Dataset entries
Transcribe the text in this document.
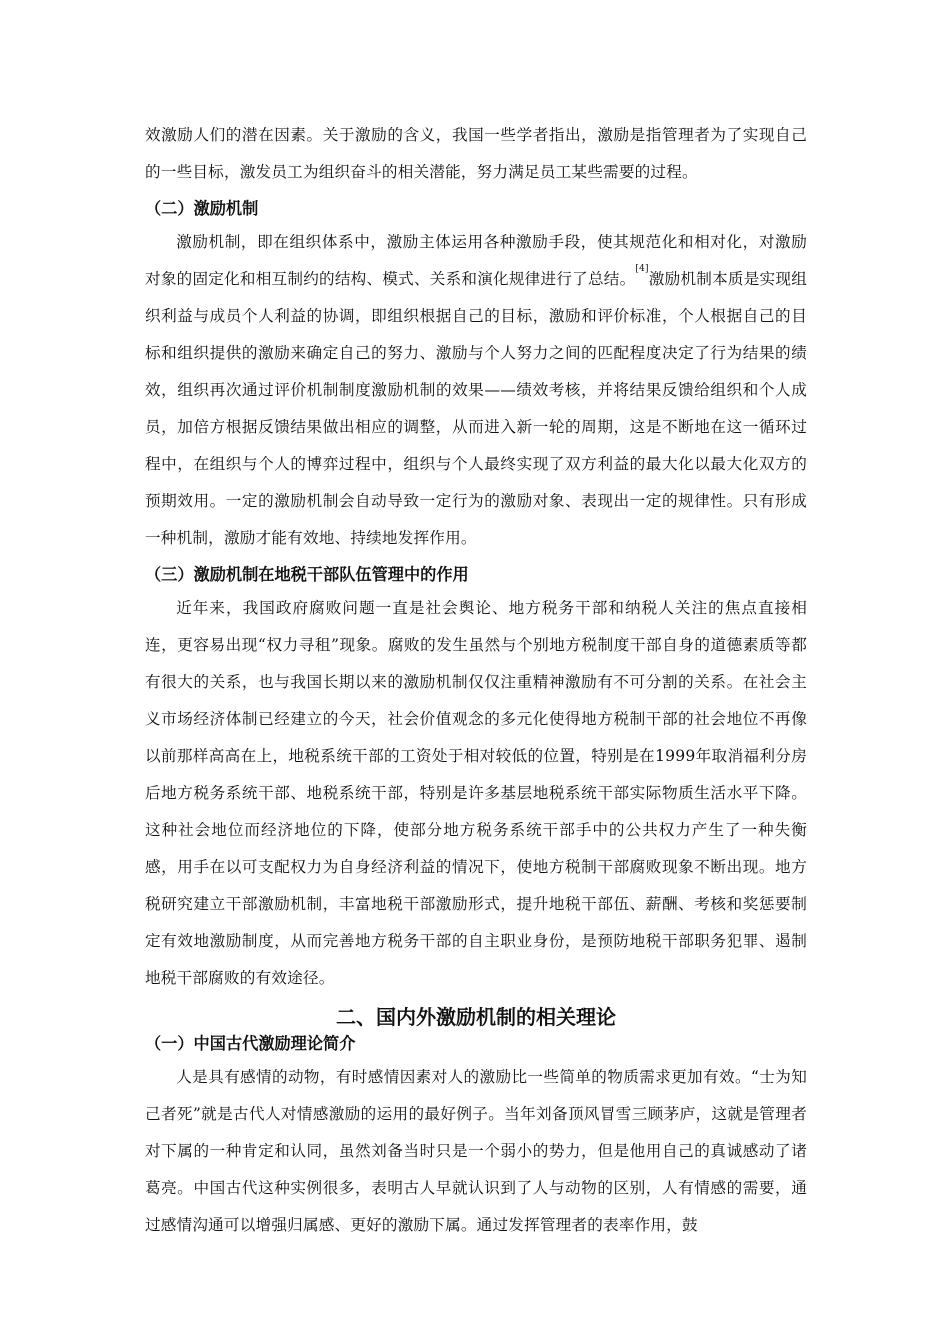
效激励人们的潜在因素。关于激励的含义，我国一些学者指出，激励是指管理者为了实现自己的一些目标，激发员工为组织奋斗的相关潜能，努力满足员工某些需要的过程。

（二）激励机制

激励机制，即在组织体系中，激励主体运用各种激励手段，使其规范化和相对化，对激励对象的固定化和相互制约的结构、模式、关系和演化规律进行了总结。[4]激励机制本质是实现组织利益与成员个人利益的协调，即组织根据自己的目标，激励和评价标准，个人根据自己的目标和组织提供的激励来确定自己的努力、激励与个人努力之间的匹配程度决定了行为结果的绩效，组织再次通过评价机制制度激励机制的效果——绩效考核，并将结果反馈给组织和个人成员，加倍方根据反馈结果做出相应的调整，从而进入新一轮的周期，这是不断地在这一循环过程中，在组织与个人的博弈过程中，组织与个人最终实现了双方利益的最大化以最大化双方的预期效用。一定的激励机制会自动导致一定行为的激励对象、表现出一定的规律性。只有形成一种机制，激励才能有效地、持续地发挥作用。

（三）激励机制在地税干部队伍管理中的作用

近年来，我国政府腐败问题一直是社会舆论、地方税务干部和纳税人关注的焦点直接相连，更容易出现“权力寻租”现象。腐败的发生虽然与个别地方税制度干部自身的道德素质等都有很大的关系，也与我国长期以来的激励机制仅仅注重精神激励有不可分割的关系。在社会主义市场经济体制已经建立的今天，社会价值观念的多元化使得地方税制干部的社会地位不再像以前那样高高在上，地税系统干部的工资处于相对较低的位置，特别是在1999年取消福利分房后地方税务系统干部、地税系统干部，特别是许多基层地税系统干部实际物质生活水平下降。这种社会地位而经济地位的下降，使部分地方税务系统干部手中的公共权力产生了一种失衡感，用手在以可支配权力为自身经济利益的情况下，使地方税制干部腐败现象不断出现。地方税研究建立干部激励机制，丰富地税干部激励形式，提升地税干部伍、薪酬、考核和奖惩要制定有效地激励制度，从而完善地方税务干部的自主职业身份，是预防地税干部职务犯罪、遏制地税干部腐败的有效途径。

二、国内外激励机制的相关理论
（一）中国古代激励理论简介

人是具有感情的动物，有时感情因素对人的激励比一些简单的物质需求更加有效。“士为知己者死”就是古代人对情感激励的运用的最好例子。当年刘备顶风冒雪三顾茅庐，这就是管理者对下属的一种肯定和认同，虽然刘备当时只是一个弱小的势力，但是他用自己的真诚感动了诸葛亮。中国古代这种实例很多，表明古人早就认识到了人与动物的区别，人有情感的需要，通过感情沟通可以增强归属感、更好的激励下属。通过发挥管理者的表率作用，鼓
* * *
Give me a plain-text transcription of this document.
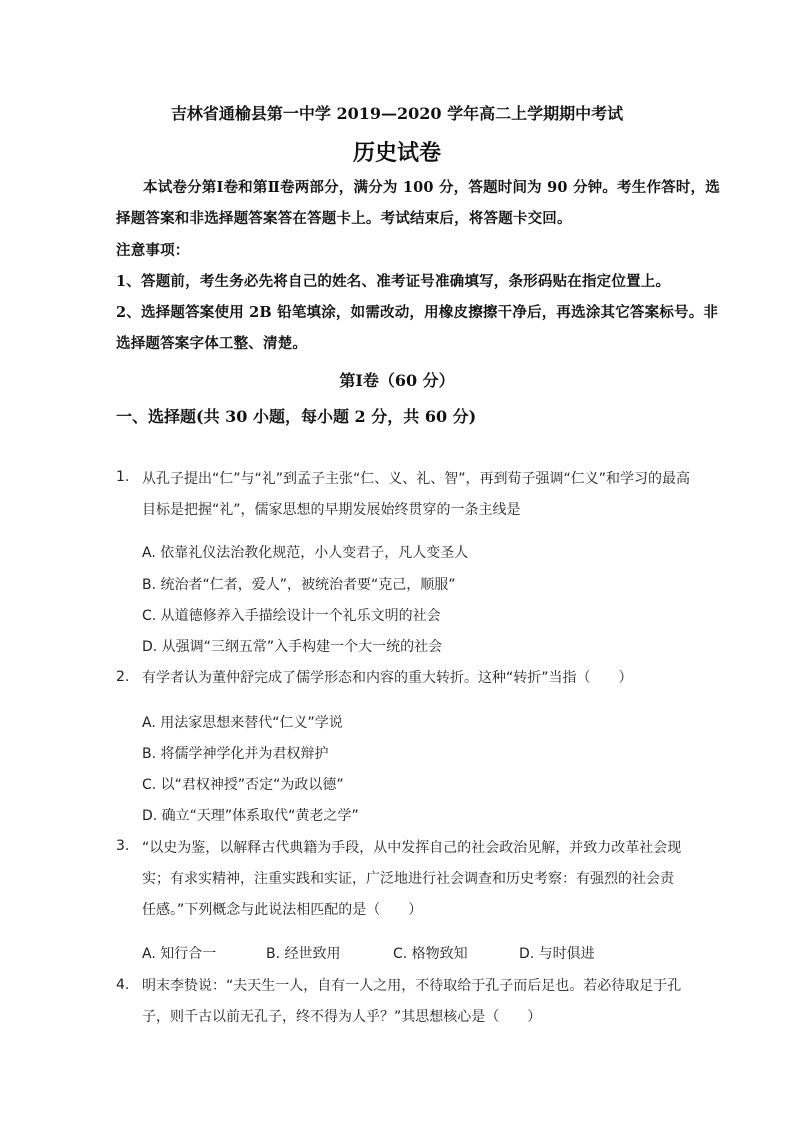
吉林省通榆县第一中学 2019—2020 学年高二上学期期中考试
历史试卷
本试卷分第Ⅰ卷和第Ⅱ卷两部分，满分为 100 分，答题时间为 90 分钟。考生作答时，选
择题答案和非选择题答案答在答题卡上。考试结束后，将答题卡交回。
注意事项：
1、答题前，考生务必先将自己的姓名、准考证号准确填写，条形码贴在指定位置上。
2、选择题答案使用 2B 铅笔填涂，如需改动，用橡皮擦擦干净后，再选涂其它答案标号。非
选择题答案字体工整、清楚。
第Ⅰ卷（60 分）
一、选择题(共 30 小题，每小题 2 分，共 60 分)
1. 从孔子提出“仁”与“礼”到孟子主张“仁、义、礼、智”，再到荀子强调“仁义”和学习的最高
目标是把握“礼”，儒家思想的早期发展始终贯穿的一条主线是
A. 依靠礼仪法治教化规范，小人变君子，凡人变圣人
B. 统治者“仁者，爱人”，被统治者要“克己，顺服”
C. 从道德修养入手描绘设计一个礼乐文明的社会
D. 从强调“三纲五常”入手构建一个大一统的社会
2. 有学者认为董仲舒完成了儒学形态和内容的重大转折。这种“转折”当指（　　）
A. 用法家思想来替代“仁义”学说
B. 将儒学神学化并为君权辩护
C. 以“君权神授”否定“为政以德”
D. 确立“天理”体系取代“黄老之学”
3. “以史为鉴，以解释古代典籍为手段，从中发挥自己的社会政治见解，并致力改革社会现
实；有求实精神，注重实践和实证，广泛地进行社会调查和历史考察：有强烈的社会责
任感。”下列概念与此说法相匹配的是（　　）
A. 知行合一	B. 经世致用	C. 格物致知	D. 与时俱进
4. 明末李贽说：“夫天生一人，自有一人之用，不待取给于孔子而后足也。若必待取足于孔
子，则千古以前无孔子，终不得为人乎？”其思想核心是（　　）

## Problem description
Indicate how many lines of the material contain the string "text", giving the number and nothing more.

## Problem solution
2